Written task
Will you output the entries below exactly, skipping every image they contain?
————————
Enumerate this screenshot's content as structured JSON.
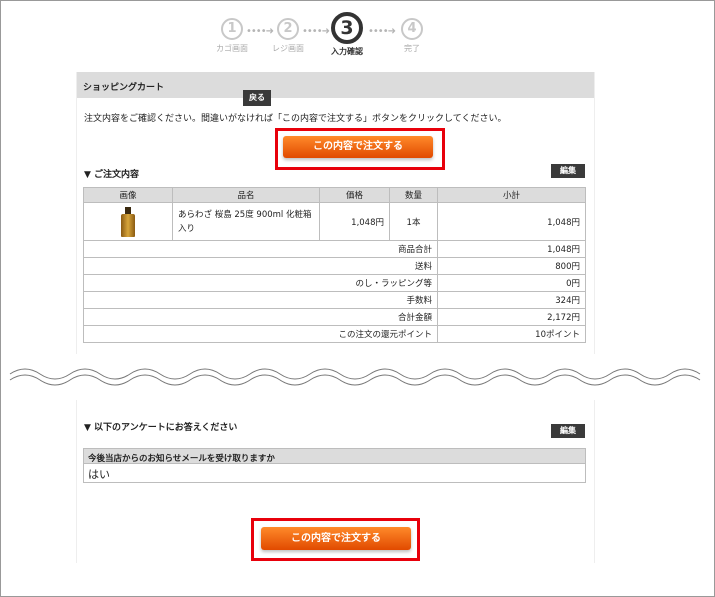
{
  "steps": [
    {
      "num": "1",
      "label": "カゴ画面"
    },
    {
      "num": "2",
      "label": "レジ画面"
    },
    {
      "num": "3",
      "label": "入力確認"
    },
    {
      "num": "4",
      "label": "完了"
    }
  ],
  "step_arrow": "••••➜",
  "cart": {
    "header": "ショッピングカート",
    "intro": "注文内容をご確認ください。間違いがなければ「この内容で注文する」ボタンをクリックしてください。",
    "back_label": "戻る",
    "order_label": "この内容で注文する"
  },
  "order_section": {
    "title": "▼ ご注文内容",
    "edit_label": "編集",
    "columns": [
      "画像",
      "品名",
      "価格",
      "数量",
      "小計"
    ],
    "item": {
      "name": "あらわざ 桜島 25度 900ml 化粧箱入り",
      "price": "1,048円",
      "qty": "1本",
      "subtotal": "1,048円"
    },
    "summary": [
      {
        "label": "商品合計",
        "value": "1,048円"
      },
      {
        "label": "送料",
        "value": "800円"
      },
      {
        "label": "のし・ラッピング等",
        "value": "0円"
      },
      {
        "label": "手数料",
        "value": "324円"
      },
      {
        "label": "合計金額",
        "value": "2,172円"
      },
      {
        "label": "この注文の還元ポイント",
        "value": "10ポイント"
      }
    ]
  },
  "survey": {
    "title": "▼ 以下のアンケートにお答えください",
    "edit_label": "編集",
    "question": "今後当店からのお知らせメールを受け取りますか",
    "answer": "はい"
  },
  "bottom_order_label": "この内容で注文する"
}
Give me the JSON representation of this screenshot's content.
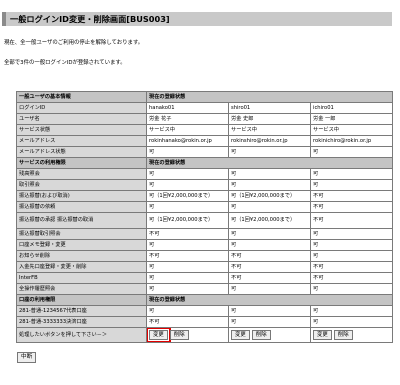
{
  "page_title": "一般ログインID変更・削除画面[BUS003]",
  "message1": "現在、全一般ユーザのご利用の停止を解除しております。",
  "message2": "全部で3件の一般ログインIDが登録されています。",
  "table": {
    "sec_basic": "一般ユーザの基本情報",
    "sec_status": "現在の登録状態",
    "rows_basic": [
      {
        "label": "ログインID",
        "values": [
          "hanako01",
          "shiro01",
          "ichiro01"
        ]
      },
      {
        "label": "ユーザ名",
        "values": [
          "労金 花子",
          "労金 史郎",
          "労金 一郎"
        ]
      },
      {
        "label": "サービス状態",
        "values": [
          "サービス中",
          "サービス中",
          "サービス中"
        ]
      },
      {
        "label": "メールアドレス",
        "values": [
          "rokinhanako@rokin.or.jp",
          "rokinshiro@rokin.or.jp",
          "rokinichiro@rokin.or.jp"
        ]
      },
      {
        "label": "メールアドレス状態",
        "values": [
          "可",
          "可",
          "可"
        ]
      }
    ],
    "sec_service": "サービスの利用権限",
    "rows_service": [
      {
        "label": "残高照会",
        "values": [
          "可",
          "可",
          "可"
        ]
      },
      {
        "label": "取引照会",
        "values": [
          "可",
          "可",
          "可"
        ]
      },
      {
        "label": "振込振替(および取消)",
        "values": [
          "可（1回¥2,000,000まで）",
          "可（1回¥2,000,000まで）",
          "不可"
        ]
      },
      {
        "label": "振込振替の依頼",
        "values": [
          "可",
          "可",
          "不可"
        ]
      },
      {
        "label": "振込振替の承認 振込振替の取消",
        "values": [
          "可（1回¥2,000,000まで）",
          "可（1回¥2,000,000まで）",
          "不可"
        ]
      },
      {
        "label": "振込振替取引照会",
        "values": [
          "不可",
          "可",
          "可"
        ]
      },
      {
        "label": "口座メモ登録・変更",
        "values": [
          "可",
          "可",
          "可"
        ]
      },
      {
        "label": "お知らせ削除",
        "values": [
          "不可",
          "不可",
          "可"
        ]
      },
      {
        "label": "入金先口座登録・変更・削除",
        "values": [
          "可",
          "不可",
          "不可"
        ]
      },
      {
        "label": "InterFB",
        "values": [
          "可",
          "不可",
          "不可"
        ]
      },
      {
        "label": "全操作履歴照会",
        "values": [
          "可",
          "可",
          "可"
        ]
      }
    ],
    "sec_account": "口座の利用権限",
    "rows_account": [
      {
        "label": "281-普通-1234567代表口座",
        "values": [
          "可",
          "可",
          "可"
        ]
      },
      {
        "label": "281-普通-3333333決済口座",
        "values": [
          "不可",
          "可",
          "可"
        ]
      }
    ],
    "action_label": "処理したいボタンを押して下さい－＞",
    "change_label": "変更",
    "delete_label": "削除"
  },
  "bottom_button": "中断"
}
————————
The output
Enumerate this screenshot's content as structured JSON.
{
  "steps": [
    {
      "num": "1",
      "label": "カゴ画面"
    },
    {
      "num": "2",
      "label": "レジ画面"
    },
    {
      "num": "3",
      "label": "入力確認"
    },
    {
      "num": "4",
      "label": "完了"
    }
  ],
  "step_arrow": "••••➜",
  "cart": {
    "header": "ショッピングカート",
    "intro": "注文内容をご確認ください。間違いがなければ「この内容で注文する」ボタンをクリックしてください。",
    "back_label": "戻る",
    "order_label": "この内容で注文する"
  },
  "order_section": {
    "title": "▼ ご注文内容",
    "edit_label": "編集",
    "columns": [
      "画像",
      "品名",
      "価格",
      "数量",
      "小計"
    ],
    "item": {
      "name": "あらわざ 桜島 25度 900ml 化粧箱入り",
      "price": "1,048円",
      "qty": "1本",
      "subtotal": "1,048円"
    },
    "summary": [
      {
        "label": "商品合計",
        "value": "1,048円"
      },
      {
        "label": "送料",
        "value": "800円"
      },
      {
        "label": "のし・ラッピング等",
        "value": "0円"
      },
      {
        "label": "手数料",
        "value": "324円"
      },
      {
        "label": "合計金額",
        "value": "2,172円"
      },
      {
        "label": "この注文の還元ポイント",
        "value": "10ポイント"
      }
    ]
  },
  "survey": {
    "title": "▼ 以下のアンケートにお答えください",
    "edit_label": "編集",
    "question": "今後当店からのお知らせメールを受け取りますか",
    "answer": "はい"
  },
  "bottom_order_label": "この内容で注文する"
}
Give me the JSON representation of this screenshot's content.
{
  "page_title": "一般ログインID変更・削除画面[BUS003]",
  "message1": "現在、全一般ユーザのご利用の停止を解除しております。",
  "message2": "全部で3件の一般ログインIDが登録されています。",
  "table": {
    "sec_basic": "一般ユーザの基本情報",
    "sec_status": "現在の登録状態",
    "rows_basic": [
      {
        "label": "ログインID",
        "values": [
          "hanako01",
          "shiro01",
          "ichiro01"
        ]
      },
      {
        "label": "ユーザ名",
        "values": [
          "労金 花子",
          "労金 史郎",
          "労金 一郎"
        ]
      },
      {
        "label": "サービス状態",
        "values": [
          "サービス中",
          "サービス中",
          "サービス中"
        ]
      },
      {
        "label": "メールアドレス",
        "values": [
          "rokinhanako@rokin.or.jp",
          "rokinshiro@rokin.or.jp",
          "rokinichiro@rokin.or.jp"
        ]
      },
      {
        "label": "メールアドレス状態",
        "values": [
          "可",
          "可",
          "可"
        ]
      }
    ],
    "sec_service": "サービスの利用権限",
    "rows_service": [
      {
        "label": "残高照会",
        "values": [
          "可",
          "可",
          "可"
        ]
      },
      {
        "label": "取引照会",
        "values": [
          "可",
          "可",
          "可"
        ]
      },
      {
        "label": "振込振替(および取消)",
        "values": [
          "可（1回¥2,000,000まで）",
          "可（1回¥2,000,000まで）",
          "不可"
        ]
      },
      {
        "label": "振込振替の依頼",
        "values": [
          "可",
          "可",
          "不可"
        ]
      },
      {
        "label": "振込振替の承認 振込振替の取消",
        "values": [
          "可（1回¥2,000,000まで）",
          "可（1回¥2,000,000まで）",
          "不可"
        ]
      },
      {
        "label": "振込振替取引照会",
        "values": [
          "不可",
          "可",
          "可"
        ]
      },
      {
        "label": "口座メモ登録・変更",
        "values": [
          "可",
          "可",
          "可"
        ]
      },
      {
        "label": "お知らせ削除",
        "values": [
          "不可",
          "不可",
          "可"
        ]
      },
      {
        "label": "入金先口座登録・変更・削除",
        "values": [
          "可",
          "不可",
          "不可"
        ]
      },
      {
        "label": "InterFB",
        "values": [
          "可",
          "不可",
          "不可"
        ]
      },
      {
        "label": "全操作履歴照会",
        "values": [
          "可",
          "可",
          "可"
        ]
      }
    ],
    "sec_account": "口座の利用権限",
    "rows_account": [
      {
        "label": "281-普通-1234567代表口座",
        "values": [
          "可",
          "可",
          "可"
        ]
      },
      {
        "label": "281-普通-3333333決済口座",
        "values": [
          "不可",
          "可",
          "可"
        ]
      }
    ],
    "action_label": "処理したいボタンを押して下さい－＞",
    "change_label": "変更",
    "delete_label": "削除"
  },
  "bottom_button": "中断"
}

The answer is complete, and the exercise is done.